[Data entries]
((
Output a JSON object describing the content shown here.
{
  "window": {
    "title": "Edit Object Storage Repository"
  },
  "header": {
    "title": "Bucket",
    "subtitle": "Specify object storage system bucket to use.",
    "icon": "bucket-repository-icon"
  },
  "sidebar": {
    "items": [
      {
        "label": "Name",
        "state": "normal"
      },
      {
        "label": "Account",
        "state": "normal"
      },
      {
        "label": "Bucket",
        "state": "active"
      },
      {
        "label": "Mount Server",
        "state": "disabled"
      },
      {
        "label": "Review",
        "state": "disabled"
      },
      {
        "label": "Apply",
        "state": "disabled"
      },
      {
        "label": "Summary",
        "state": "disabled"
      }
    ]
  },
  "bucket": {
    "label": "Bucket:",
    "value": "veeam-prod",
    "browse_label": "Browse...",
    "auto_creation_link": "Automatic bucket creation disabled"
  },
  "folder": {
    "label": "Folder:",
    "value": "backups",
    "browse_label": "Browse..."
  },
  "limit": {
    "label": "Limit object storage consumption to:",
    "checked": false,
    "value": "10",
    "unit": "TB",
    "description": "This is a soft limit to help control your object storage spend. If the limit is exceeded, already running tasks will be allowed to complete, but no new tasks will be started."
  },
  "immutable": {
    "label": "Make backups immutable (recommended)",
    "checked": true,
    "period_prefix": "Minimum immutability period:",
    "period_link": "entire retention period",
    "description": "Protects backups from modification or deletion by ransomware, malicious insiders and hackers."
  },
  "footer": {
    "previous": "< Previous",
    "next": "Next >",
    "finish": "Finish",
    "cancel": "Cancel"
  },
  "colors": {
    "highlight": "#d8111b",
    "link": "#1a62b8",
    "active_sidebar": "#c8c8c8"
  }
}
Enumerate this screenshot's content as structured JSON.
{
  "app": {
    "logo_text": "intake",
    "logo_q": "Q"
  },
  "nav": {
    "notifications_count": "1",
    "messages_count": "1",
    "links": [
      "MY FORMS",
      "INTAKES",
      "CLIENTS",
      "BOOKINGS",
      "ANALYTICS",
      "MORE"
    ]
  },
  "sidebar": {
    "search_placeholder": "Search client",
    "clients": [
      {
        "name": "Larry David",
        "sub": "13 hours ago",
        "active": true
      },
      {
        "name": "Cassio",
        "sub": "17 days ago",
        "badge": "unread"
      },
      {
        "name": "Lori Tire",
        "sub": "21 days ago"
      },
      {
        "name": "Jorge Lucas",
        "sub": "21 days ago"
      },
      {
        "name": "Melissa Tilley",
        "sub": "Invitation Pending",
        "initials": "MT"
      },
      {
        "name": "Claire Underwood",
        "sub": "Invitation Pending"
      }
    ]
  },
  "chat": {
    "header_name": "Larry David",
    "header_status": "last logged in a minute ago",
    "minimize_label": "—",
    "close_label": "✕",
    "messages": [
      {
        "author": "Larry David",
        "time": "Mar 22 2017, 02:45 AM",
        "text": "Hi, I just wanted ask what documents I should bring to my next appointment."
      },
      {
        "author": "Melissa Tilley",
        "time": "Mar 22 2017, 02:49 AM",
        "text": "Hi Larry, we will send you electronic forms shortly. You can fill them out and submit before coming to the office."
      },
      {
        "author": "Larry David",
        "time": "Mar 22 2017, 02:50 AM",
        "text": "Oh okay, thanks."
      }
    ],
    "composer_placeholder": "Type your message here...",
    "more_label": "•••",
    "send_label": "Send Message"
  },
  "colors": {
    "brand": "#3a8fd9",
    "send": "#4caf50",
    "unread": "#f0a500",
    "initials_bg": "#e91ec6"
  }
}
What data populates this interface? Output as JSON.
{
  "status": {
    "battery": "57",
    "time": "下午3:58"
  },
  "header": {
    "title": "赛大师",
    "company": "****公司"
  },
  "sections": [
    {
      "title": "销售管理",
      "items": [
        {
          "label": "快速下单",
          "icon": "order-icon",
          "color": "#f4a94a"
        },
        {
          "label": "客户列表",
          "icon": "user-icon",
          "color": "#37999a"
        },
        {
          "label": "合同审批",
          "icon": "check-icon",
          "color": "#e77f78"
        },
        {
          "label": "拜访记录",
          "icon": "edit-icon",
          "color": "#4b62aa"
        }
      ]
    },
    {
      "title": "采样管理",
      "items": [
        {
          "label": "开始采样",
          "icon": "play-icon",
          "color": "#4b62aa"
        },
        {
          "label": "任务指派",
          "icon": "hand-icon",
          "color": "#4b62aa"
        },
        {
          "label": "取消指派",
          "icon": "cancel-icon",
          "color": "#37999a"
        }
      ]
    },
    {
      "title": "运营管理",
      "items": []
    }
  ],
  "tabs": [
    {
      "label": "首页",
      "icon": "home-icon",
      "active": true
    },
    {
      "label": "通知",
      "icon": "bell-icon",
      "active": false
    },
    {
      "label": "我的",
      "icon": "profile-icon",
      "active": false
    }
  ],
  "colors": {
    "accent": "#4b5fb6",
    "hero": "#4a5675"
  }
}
))
* _THE TASK_: Quote all of the entries verbatim.

* _RESULT OF THE EXERCISE_:
Output a JSON object describing the content shown here.
{
  "window": {
    "title": "Edit Object Storage Repository"
  },
  "header": {
    "title": "Bucket",
    "subtitle": "Specify object storage system bucket to use.",
    "icon": "bucket-repository-icon"
  },
  "sidebar": {
    "items": [
      {
        "label": "Name",
        "state": "normal"
      },
      {
        "label": "Account",
        "state": "normal"
      },
      {
        "label": "Bucket",
        "state": "active"
      },
      {
        "label": "Mount Server",
        "state": "disabled"
      },
      {
        "label": "Review",
        "state": "disabled"
      },
      {
        "label": "Apply",
        "state": "disabled"
      },
      {
        "label": "Summary",
        "state": "disabled"
      }
    ]
  },
  "bucket": {
    "label": "Bucket:",
    "value": "veeam-prod",
    "browse_label": "Browse...",
    "auto_creation_link": "Automatic bucket creation disabled"
  },
  "folder": {
    "label": "Folder:",
    "value": "backups",
    "browse_label": "Browse..."
  },
  "limit": {
    "label": "Limit object storage consumption to:",
    "checked": false,
    "value": "10",
    "unit": "TB",
    "description": "This is a soft limit to help control your object storage spend. If the limit is exceeded, already running tasks will be allowed to complete, but no new tasks will be started."
  },
  "immutable": {
    "label": "Make backups immutable (recommended)",
    "checked": true,
    "period_prefix": "Minimum immutability period:",
    "period_link": "entire retention period",
    "description": "Protects backups from modification or deletion by ransomware, malicious insiders and hackers."
  },
  "footer": {
    "previous": "< Previous",
    "next": "Next >",
    "finish": "Finish",
    "cancel": "Cancel"
  },
  "colors": {
    "highlight": "#d8111b",
    "link": "#1a62b8",
    "active_sidebar": "#c8c8c8"
  }
}
Enumerate this screenshot's content as structured JSON.
{
  "app": {
    "logo_text": "intake",
    "logo_q": "Q"
  },
  "nav": {
    "notifications_count": "1",
    "messages_count": "1",
    "links": [
      "MY FORMS",
      "INTAKES",
      "CLIENTS",
      "BOOKINGS",
      "ANALYTICS",
      "MORE"
    ]
  },
  "sidebar": {
    "search_placeholder": "Search client",
    "clients": [
      {
        "name": "Larry David",
        "sub": "13 hours ago",
        "active": true
      },
      {
        "name": "Cassio",
        "sub": "17 days ago",
        "badge": "unread"
      },
      {
        "name": "Lori Tire",
        "sub": "21 days ago"
      },
      {
        "name": "Jorge Lucas",
        "sub": "21 days ago"
      },
      {
        "name": "Melissa Tilley",
        "sub": "Invitation Pending",
        "initials": "MT"
      },
      {
        "name": "Claire Underwood",
        "sub": "Invitation Pending"
      }
    ]
  },
  "chat": {
    "header_name": "Larry David",
    "header_status": "last logged in a minute ago",
    "minimize_label": "—",
    "close_label": "✕",
    "messages": [
      {
        "author": "Larry David",
        "time": "Mar 22 2017, 02:45 AM",
        "text": "Hi, I just wanted ask what documents I should bring to my next appointment."
      },
      {
        "author": "Melissa Tilley",
        "time": "Mar 22 2017, 02:49 AM",
        "text": "Hi Larry, we will send you electronic forms shortly. You can fill them out and submit before coming to the office."
      },
      {
        "author": "Larry David",
        "time": "Mar 22 2017, 02:50 AM",
        "text": "Oh okay, thanks."
      }
    ],
    "composer_placeholder": "Type your message here...",
    "more_label": "•••",
    "send_label": "Send Message"
  },
  "colors": {
    "brand": "#3a8fd9",
    "send": "#4caf50",
    "unread": "#f0a500",
    "initials_bg": "#e91ec6"
  }
}
What data populates this interface? Output as JSON.
{
  "status": {
    "battery": "57",
    "time": "下午3:58"
  },
  "header": {
    "title": "赛大师",
    "company": "****公司"
  },
  "sections": [
    {
      "title": "销售管理",
      "items": [
        {
          "label": "快速下单",
          "icon": "order-icon",
          "color": "#f4a94a"
        },
        {
          "label": "客户列表",
          "icon": "user-icon",
          "color": "#37999a"
        },
        {
          "label": "合同审批",
          "icon": "check-icon",
          "color": "#e77f78"
        },
        {
          "label": "拜访记录",
          "icon": "edit-icon",
          "color": "#4b62aa"
        }
      ]
    },
    {
      "title": "采样管理",
      "items": [
        {
          "label": "开始采样",
          "icon": "play-icon",
          "color": "#4b62aa"
        },
        {
          "label": "任务指派",
          "icon": "hand-icon",
          "color": "#4b62aa"
        },
        {
          "label": "取消指派",
          "icon": "cancel-icon",
          "color": "#37999a"
        }
      ]
    },
    {
      "title": "运营管理",
      "items": []
    }
  ],
  "tabs": [
    {
      "label": "首页",
      "icon": "home-icon",
      "active": true
    },
    {
      "label": "通知",
      "icon": "bell-icon",
      "active": false
    },
    {
      "label": "我的",
      "icon": "profile-icon",
      "active": false
    }
  ],
  "colors": {
    "accent": "#4b5fb6",
    "hero": "#4a5675"
  }
}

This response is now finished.